Task objective: Your task is to give the listing below back word for word, pictures excluded.

Listing:
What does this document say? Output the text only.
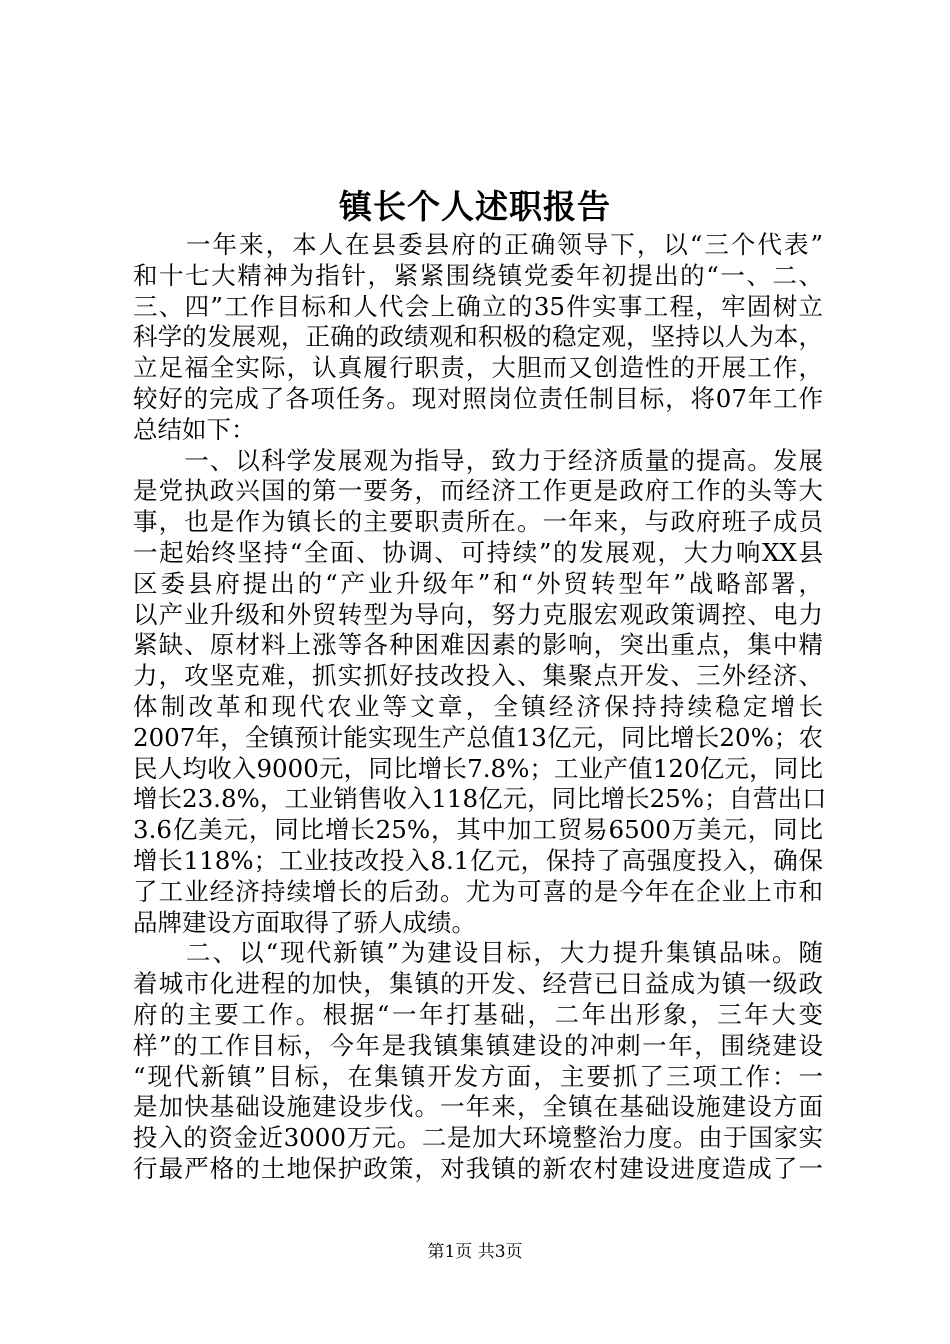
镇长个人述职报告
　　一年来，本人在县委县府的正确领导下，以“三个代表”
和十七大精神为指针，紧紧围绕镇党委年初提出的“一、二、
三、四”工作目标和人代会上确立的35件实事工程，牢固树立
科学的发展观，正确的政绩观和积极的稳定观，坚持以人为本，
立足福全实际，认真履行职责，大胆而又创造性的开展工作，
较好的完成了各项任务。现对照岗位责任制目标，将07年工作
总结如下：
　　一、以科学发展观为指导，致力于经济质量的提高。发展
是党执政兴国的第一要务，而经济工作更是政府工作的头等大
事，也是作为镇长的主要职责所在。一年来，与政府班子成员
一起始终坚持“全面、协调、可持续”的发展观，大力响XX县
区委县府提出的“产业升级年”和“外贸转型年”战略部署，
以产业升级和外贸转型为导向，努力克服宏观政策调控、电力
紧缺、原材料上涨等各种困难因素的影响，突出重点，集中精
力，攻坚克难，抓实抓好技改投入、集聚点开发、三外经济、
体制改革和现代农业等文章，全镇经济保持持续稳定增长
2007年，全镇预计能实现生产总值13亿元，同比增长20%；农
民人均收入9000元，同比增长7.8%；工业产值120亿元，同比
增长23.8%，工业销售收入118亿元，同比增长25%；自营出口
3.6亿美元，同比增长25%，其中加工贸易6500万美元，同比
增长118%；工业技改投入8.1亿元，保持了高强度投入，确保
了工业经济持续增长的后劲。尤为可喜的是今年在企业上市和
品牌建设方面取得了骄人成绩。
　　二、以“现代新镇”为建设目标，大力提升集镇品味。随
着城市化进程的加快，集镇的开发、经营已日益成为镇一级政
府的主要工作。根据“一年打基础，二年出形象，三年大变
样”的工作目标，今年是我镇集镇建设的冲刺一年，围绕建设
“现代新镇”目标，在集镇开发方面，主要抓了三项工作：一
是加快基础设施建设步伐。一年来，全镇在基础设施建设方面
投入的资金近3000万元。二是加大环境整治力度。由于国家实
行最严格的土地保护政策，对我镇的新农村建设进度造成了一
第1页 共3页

Answer to this exercise:
What does this document say? Output the text only.
镇长个人述职报告
　　一年来，本人在县委县府的正确领导下，以“三个代表”
和十七大精神为指针，紧紧围绕镇党委年初提出的“一、二、
三、四”工作目标和人代会上确立的35件实事工程，牢固树立
科学的发展观，正确的政绩观和积极的稳定观，坚持以人为本，
立足福全实际，认真履行职责，大胆而又创造性的开展工作，
较好的完成了各项任务。现对照岗位责任制目标，将07年工作
总结如下：
　　一、以科学发展观为指导，致力于经济质量的提高。发展
是党执政兴国的第一要务，而经济工作更是政府工作的头等大
事，也是作为镇长的主要职责所在。一年来，与政府班子成员
一起始终坚持“全面、协调、可持续”的发展观，大力响XX县
区委县府提出的“产业升级年”和“外贸转型年”战略部署，
以产业升级和外贸转型为导向，努力克服宏观政策调控、电力
紧缺、原材料上涨等各种困难因素的影响，突出重点，集中精
力，攻坚克难，抓实抓好技改投入、集聚点开发、三外经济、
体制改革和现代农业等文章，全镇经济保持持续稳定增长
2007年，全镇预计能实现生产总值13亿元，同比增长20%；农
民人均收入9000元，同比增长7.8%；工业产值120亿元，同比
增长23.8%，工业销售收入118亿元，同比增长25%；自营出口
3.6亿美元，同比增长25%，其中加工贸易6500万美元，同比
增长118%；工业技改投入8.1亿元，保持了高强度投入，确保
了工业经济持续增长的后劲。尤为可喜的是今年在企业上市和
品牌建设方面取得了骄人成绩。
　　二、以“现代新镇”为建设目标，大力提升集镇品味。随
着城市化进程的加快，集镇的开发、经营已日益成为镇一级政
府的主要工作。根据“一年打基础，二年出形象，三年大变
样”的工作目标，今年是我镇集镇建设的冲刺一年，围绕建设
“现代新镇”目标，在集镇开发方面，主要抓了三项工作：一
是加快基础设施建设步伐。一年来，全镇在基础设施建设方面
投入的资金近3000万元。二是加大环境整治力度。由于国家实
行最严格的土地保护政策，对我镇的新农村建设进度造成了一
第1页 共3页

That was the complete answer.